**Your objective**
A single number is the answer here: how many lines of the entries contain "this"?

Figure data in JSON:
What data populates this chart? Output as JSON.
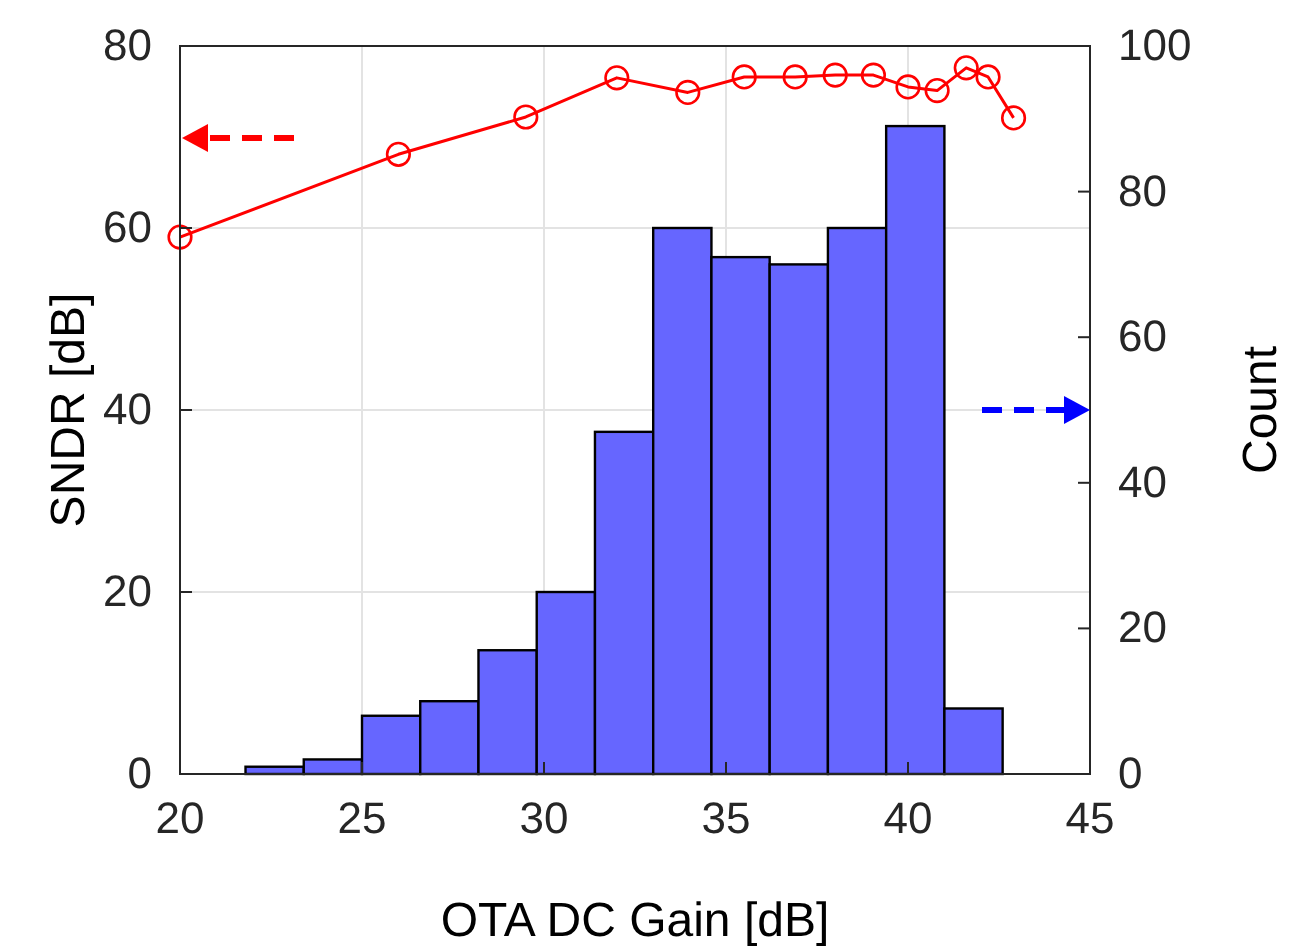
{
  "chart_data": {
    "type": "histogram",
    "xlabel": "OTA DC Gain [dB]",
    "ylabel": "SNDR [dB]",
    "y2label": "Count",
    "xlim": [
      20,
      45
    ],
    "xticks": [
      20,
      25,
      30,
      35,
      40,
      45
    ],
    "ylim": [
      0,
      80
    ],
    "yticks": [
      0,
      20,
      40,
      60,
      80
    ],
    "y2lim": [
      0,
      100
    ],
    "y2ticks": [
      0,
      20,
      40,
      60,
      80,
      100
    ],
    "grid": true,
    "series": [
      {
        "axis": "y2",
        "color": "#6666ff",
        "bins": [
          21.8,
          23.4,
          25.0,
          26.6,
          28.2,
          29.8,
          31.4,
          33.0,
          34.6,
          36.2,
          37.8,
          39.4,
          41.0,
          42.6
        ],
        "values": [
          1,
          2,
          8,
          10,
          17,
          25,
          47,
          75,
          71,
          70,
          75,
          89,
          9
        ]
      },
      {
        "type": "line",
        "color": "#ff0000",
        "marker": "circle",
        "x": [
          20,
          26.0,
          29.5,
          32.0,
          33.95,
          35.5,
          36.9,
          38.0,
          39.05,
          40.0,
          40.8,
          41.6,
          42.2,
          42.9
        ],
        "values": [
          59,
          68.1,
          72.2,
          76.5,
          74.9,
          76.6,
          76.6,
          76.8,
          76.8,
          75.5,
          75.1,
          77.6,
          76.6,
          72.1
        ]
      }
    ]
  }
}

---

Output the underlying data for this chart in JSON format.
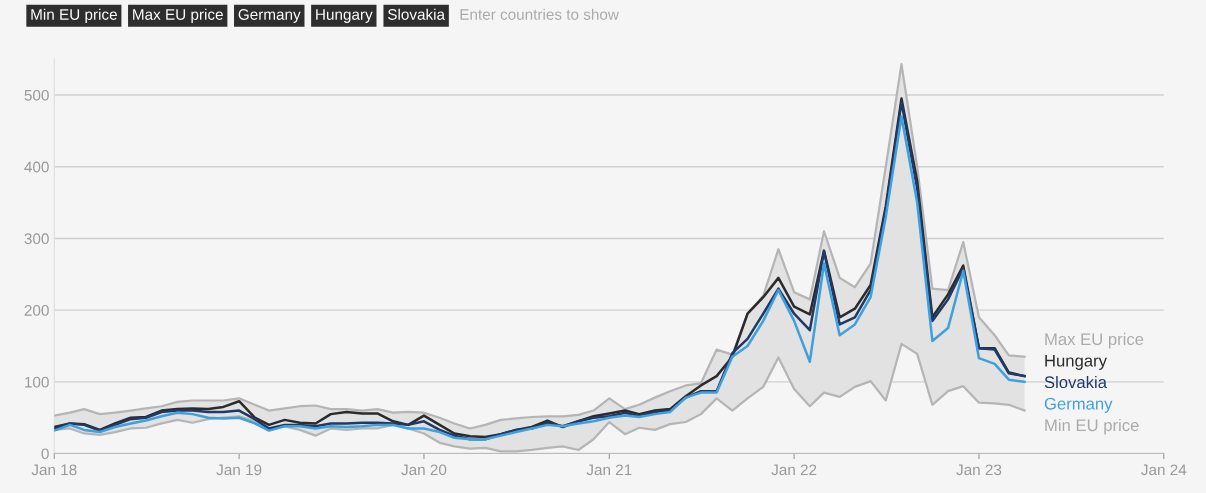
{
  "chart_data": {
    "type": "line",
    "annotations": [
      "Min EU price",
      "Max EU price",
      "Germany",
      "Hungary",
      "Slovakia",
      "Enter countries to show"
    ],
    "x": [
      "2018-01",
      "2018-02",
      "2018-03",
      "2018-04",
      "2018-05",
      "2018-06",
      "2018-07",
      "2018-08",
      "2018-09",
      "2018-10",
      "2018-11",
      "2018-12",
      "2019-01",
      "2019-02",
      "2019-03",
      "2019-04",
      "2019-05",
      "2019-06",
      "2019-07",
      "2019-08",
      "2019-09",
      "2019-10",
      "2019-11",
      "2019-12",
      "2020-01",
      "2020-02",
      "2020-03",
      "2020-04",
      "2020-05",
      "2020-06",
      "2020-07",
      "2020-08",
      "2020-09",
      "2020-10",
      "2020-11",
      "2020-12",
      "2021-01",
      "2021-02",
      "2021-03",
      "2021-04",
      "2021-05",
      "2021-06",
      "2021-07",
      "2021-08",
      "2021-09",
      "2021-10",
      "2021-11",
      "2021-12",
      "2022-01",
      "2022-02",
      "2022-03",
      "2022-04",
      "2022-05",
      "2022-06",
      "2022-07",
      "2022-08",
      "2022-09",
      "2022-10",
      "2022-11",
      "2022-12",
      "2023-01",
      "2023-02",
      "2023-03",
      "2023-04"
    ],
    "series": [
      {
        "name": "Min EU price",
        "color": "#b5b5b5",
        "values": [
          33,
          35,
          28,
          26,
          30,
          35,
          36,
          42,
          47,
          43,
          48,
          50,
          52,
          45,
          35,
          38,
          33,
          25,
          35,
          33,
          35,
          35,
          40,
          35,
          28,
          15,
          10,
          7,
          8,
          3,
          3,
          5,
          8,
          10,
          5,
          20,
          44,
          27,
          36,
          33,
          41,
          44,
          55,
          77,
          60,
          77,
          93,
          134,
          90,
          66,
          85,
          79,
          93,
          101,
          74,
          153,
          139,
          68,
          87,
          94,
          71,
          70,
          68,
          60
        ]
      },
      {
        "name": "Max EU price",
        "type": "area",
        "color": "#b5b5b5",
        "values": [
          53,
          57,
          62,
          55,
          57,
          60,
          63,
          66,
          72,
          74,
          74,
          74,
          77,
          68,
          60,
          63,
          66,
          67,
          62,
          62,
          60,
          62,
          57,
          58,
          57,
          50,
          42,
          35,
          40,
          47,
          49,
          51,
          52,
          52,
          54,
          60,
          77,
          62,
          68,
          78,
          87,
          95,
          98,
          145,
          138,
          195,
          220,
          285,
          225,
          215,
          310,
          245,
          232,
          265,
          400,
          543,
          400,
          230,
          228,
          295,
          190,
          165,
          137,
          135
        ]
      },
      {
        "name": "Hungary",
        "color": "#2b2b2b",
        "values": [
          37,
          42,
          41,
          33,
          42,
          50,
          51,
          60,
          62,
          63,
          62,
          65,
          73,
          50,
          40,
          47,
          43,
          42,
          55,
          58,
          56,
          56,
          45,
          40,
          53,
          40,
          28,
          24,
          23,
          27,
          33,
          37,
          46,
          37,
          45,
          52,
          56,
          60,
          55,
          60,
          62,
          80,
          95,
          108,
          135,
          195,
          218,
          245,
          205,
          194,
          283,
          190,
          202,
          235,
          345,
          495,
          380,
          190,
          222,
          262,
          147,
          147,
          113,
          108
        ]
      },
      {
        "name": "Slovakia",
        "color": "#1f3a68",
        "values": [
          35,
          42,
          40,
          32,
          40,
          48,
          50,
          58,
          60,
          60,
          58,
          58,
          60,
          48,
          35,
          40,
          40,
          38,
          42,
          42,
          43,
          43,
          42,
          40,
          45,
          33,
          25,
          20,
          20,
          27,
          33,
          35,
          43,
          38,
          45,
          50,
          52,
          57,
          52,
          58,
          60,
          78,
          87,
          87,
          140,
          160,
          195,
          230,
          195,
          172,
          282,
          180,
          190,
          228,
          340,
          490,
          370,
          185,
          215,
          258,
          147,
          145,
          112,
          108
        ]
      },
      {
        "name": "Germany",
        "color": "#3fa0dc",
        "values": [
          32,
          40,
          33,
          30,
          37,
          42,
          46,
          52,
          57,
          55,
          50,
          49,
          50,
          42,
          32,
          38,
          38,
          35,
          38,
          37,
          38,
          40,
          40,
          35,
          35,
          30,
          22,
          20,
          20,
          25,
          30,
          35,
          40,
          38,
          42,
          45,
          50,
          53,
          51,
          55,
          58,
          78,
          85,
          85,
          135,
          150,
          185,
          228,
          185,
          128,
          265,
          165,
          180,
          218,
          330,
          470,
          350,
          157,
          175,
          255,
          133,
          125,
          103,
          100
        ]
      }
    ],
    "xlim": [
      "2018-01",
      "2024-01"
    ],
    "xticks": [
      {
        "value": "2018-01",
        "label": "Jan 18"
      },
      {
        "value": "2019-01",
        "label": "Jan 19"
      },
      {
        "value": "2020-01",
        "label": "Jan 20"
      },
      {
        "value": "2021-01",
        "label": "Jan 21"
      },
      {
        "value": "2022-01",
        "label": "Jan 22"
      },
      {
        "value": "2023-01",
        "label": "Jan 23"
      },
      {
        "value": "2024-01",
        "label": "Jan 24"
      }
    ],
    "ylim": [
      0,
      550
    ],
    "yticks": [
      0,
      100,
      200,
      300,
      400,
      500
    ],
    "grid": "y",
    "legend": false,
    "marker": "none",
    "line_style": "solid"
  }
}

**The result**
2